Reproduce the records below in their entirety, character for character.
>> START Material provided
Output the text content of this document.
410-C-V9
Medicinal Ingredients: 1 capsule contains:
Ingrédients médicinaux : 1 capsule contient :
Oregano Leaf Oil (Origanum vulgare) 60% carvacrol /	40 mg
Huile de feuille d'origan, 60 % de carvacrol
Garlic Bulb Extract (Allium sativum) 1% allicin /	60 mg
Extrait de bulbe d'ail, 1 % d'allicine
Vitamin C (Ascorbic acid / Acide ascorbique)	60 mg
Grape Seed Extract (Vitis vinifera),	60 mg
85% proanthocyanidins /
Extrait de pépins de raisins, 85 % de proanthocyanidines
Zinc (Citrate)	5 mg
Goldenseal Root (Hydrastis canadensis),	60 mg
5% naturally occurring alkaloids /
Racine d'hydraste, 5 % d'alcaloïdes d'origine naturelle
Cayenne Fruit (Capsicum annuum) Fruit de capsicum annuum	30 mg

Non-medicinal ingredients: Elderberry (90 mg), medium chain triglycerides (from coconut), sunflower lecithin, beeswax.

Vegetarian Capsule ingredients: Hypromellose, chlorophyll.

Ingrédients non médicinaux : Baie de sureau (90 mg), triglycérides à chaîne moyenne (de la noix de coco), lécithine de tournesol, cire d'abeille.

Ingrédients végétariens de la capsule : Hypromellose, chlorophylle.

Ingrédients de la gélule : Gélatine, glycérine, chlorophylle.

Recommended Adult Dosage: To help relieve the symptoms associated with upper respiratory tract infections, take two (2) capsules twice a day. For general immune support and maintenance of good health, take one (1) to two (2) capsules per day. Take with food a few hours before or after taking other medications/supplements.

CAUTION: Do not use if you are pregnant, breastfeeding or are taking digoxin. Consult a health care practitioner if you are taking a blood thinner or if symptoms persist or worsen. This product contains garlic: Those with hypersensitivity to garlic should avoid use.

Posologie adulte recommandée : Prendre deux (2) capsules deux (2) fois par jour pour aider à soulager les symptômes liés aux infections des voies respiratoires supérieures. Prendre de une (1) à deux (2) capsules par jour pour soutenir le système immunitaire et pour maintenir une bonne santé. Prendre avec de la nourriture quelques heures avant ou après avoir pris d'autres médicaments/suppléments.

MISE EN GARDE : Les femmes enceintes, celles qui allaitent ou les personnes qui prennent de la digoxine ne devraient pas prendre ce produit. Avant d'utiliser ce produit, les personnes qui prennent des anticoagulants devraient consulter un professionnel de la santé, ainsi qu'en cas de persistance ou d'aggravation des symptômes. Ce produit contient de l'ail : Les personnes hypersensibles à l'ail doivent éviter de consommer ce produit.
>> END Material provided
# [Solution]
Output the text content of this document.
410-C-V9
Medicinal Ingredients: 1 capsule contains:
Ingrédients médicinaux : 1 capsule contient :
Oregano Leaf Oil (Origanum vulgare) 60% carvacrol /	40 mg
Huile de feuille d'origan, 60 % de carvacrol
Garlic Bulb Extract (Allium sativum) 1% allicin /	60 mg
Extrait de bulbe d'ail, 1 % d'allicine
Vitamin C (Ascorbic acid / Acide ascorbique)	60 mg
Grape Seed Extract (Vitis vinifera),	60 mg
85% proanthocyanidins /
Extrait de pépins de raisins, 85 % de proanthocyanidines
Zinc (Citrate)	5 mg
Goldenseal Root (Hydrastis canadensis),	60 mg
5% naturally occurring alkaloids /
Racine d'hydraste, 5 % d'alcaloïdes d'origine naturelle
Cayenne Fruit (Capsicum annuum) Fruit de capsicum annuum	30 mg

Non-medicinal ingredients: Elderberry (90 mg), medium chain triglycerides (from coconut), sunflower lecithin, beeswax.

Vegetarian Capsule ingredients: Hypromellose, chlorophyll.

Ingrédients non médicinaux : Baie de sureau (90 mg), triglycérides à chaîne moyenne (de la noix de coco), lécithine de tournesol, cire d'abeille.

Ingrédients végétariens de la capsule : Hypromellose, chlorophylle.

Ingrédients de la gélule : Gélatine, glycérine, chlorophylle.

Recommended Adult Dosage: To help relieve the symptoms associated with upper respiratory tract infections, take two (2) capsules twice a day. For general immune support and maintenance of good health, take one (1) to two (2) capsules per day. Take with food a few hours before or after taking other medications/supplements.

CAUTION: Do not use if you are pregnant, breastfeeding or are taking digoxin. Consult a health care practitioner if you are taking a blood thinner or if symptoms persist or worsen. This product contains garlic: Those with hypersensitivity to garlic should avoid use.

Posologie adulte recommandée : Prendre deux (2) capsules deux (2) fois par jour pour aider à soulager les symptômes liés aux infections des voies respiratoires supérieures. Prendre de une (1) à deux (2) capsules par jour pour soutenir le système immunitaire et pour maintenir une bonne santé. Prendre avec de la nourriture quelques heures avant ou après avoir pris d'autres médicaments/suppléments.

MISE EN GARDE : Les femmes enceintes, celles qui allaitent ou les personnes qui prennent de la digoxine ne devraient pas prendre ce produit. Avant d'utiliser ce produit, les personnes qui prennent des anticoagulants devraient consulter un professionnel de la santé, ainsi qu'en cas de persistance ou d'aggravation des symptômes. Ce produit contient de l'ail : Les personnes hypersensibles à l'ail doivent éviter de consommer ce produit.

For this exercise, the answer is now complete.